• [The exercise]: Write out every line of the records below as a numbered list, skipping blank lines. Leave the pictures out of your answer.
== Provided entries ==
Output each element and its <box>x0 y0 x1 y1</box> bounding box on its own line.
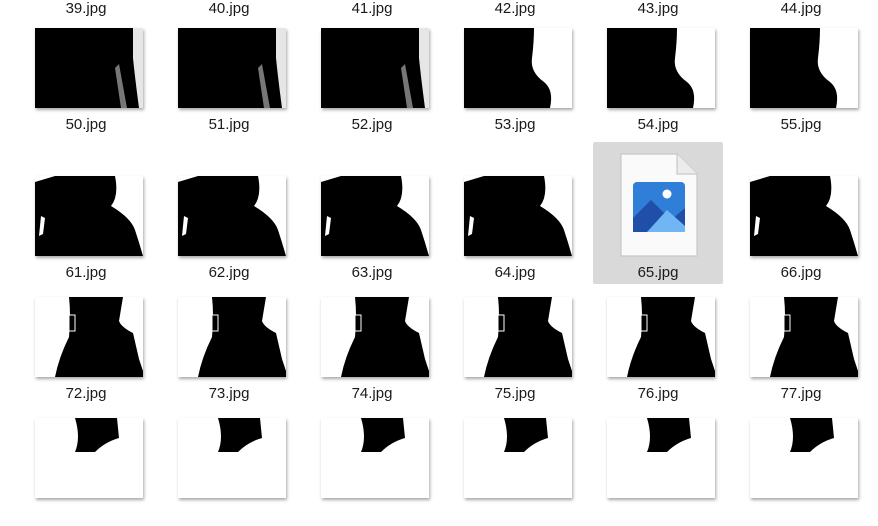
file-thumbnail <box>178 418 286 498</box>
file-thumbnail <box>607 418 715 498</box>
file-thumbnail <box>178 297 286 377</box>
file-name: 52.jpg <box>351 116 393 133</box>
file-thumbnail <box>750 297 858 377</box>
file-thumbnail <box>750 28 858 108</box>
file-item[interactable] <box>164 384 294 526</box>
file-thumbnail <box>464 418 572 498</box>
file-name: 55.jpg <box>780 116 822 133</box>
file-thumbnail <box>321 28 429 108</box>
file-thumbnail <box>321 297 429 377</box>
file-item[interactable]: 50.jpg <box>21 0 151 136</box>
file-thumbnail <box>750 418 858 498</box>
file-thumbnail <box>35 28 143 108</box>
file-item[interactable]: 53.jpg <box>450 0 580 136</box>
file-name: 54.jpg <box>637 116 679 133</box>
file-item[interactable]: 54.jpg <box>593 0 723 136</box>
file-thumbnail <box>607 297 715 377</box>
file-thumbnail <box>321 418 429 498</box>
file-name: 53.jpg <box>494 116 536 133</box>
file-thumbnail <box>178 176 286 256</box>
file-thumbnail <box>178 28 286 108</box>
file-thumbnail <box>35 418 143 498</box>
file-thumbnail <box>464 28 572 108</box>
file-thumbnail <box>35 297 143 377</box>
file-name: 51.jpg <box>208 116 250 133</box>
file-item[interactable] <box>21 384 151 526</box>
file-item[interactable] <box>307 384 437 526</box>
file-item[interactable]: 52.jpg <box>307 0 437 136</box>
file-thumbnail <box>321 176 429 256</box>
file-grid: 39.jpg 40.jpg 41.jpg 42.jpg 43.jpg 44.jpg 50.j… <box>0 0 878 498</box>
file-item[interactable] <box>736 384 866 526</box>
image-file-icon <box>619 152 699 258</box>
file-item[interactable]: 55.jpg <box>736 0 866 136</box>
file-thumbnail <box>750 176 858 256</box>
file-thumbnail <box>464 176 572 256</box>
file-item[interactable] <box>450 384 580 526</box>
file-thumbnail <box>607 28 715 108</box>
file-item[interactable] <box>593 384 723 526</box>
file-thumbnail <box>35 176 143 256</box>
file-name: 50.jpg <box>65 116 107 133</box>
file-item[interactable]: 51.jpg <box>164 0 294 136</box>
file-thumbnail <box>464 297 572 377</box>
===
• [Reply]:
1. Output each element and its <box>x0 y0 x1 y1</box> bounding box on its own line.
2. file-thumbnail <box>178 418 286 498</box>
3. file-thumbnail <box>607 418 715 498</box>
4. file-thumbnail <box>178 297 286 377</box>
5. file-name: 52.jpg <box>351 116 393 133</box>
6. file-thumbnail <box>750 297 858 377</box>
7. file-thumbnail <box>750 28 858 108</box>
8. file-item[interactable] <box>164 384 294 526</box>
9. file-thumbnail <box>464 418 572 498</box>
10. file-name: 55.jpg <box>780 116 822 133</box>
11. file-thumbnail <box>321 28 429 108</box>
12. file-thumbnail <box>321 297 429 377</box>
13. file-item[interactable]: 50.jpg <box>21 0 151 136</box>
14. file-thumbnail <box>750 418 858 498</box>
15. file-thumbnail <box>35 28 143 108</box>
16. file-item[interactable]: 53.jpg <box>450 0 580 136</box>
17. file-name: 54.jpg <box>637 116 679 133</box>
18. file-item[interactable]: 54.jpg <box>593 0 723 136</box>
19. file-thumbnail <box>607 297 715 377</box>
20. file-thumbnail <box>321 418 429 498</box>
21. file-name: 53.jpg <box>494 116 536 133</box>
22. file-thumbnail <box>178 176 286 256</box>
23. file-thumbnail <box>178 28 286 108</box>
24. file-thumbnail <box>35 418 143 498</box>
25. file-thumbnail <box>464 28 572 108</box>
26. file-thumbnail <box>35 297 143 377</box>
27. file-name: 51.jpg <box>208 116 250 133</box>
28. file-item[interactable] <box>21 384 151 526</box>
29. file-item[interactable] <box>307 384 437 526</box>
30. file-item[interactable]: 52.jpg <box>307 0 437 136</box>
31. file-thumbnail <box>321 176 429 256</box>
32. file-grid: 39.jpg 40.jpg 41.jpg 42.jpg 43.jpg 44.jpg 50.j… <box>0 0 878 498</box>
33. file-item[interactable] <box>736 384 866 526</box>
34. image-file-icon <box>619 152 699 258</box>
35. file-item[interactable]: 55.jpg <box>736 0 866 136</box>
36. file-thumbnail <box>750 176 858 256</box>
37. file-thumbnail <box>464 176 572 256</box>
38. file-item[interactable] <box>450 384 580 526</box>
39. file-thumbnail <box>607 28 715 108</box>
40. file-item[interactable] <box>593 384 723 526</box>
41. file-thumbnail <box>35 176 143 256</box>
42. file-name: 50.jpg <box>65 116 107 133</box>
43. file-item[interactable]: 51.jpg <box>164 0 294 136</box>
44. file-thumbnail <box>464 297 572 377</box>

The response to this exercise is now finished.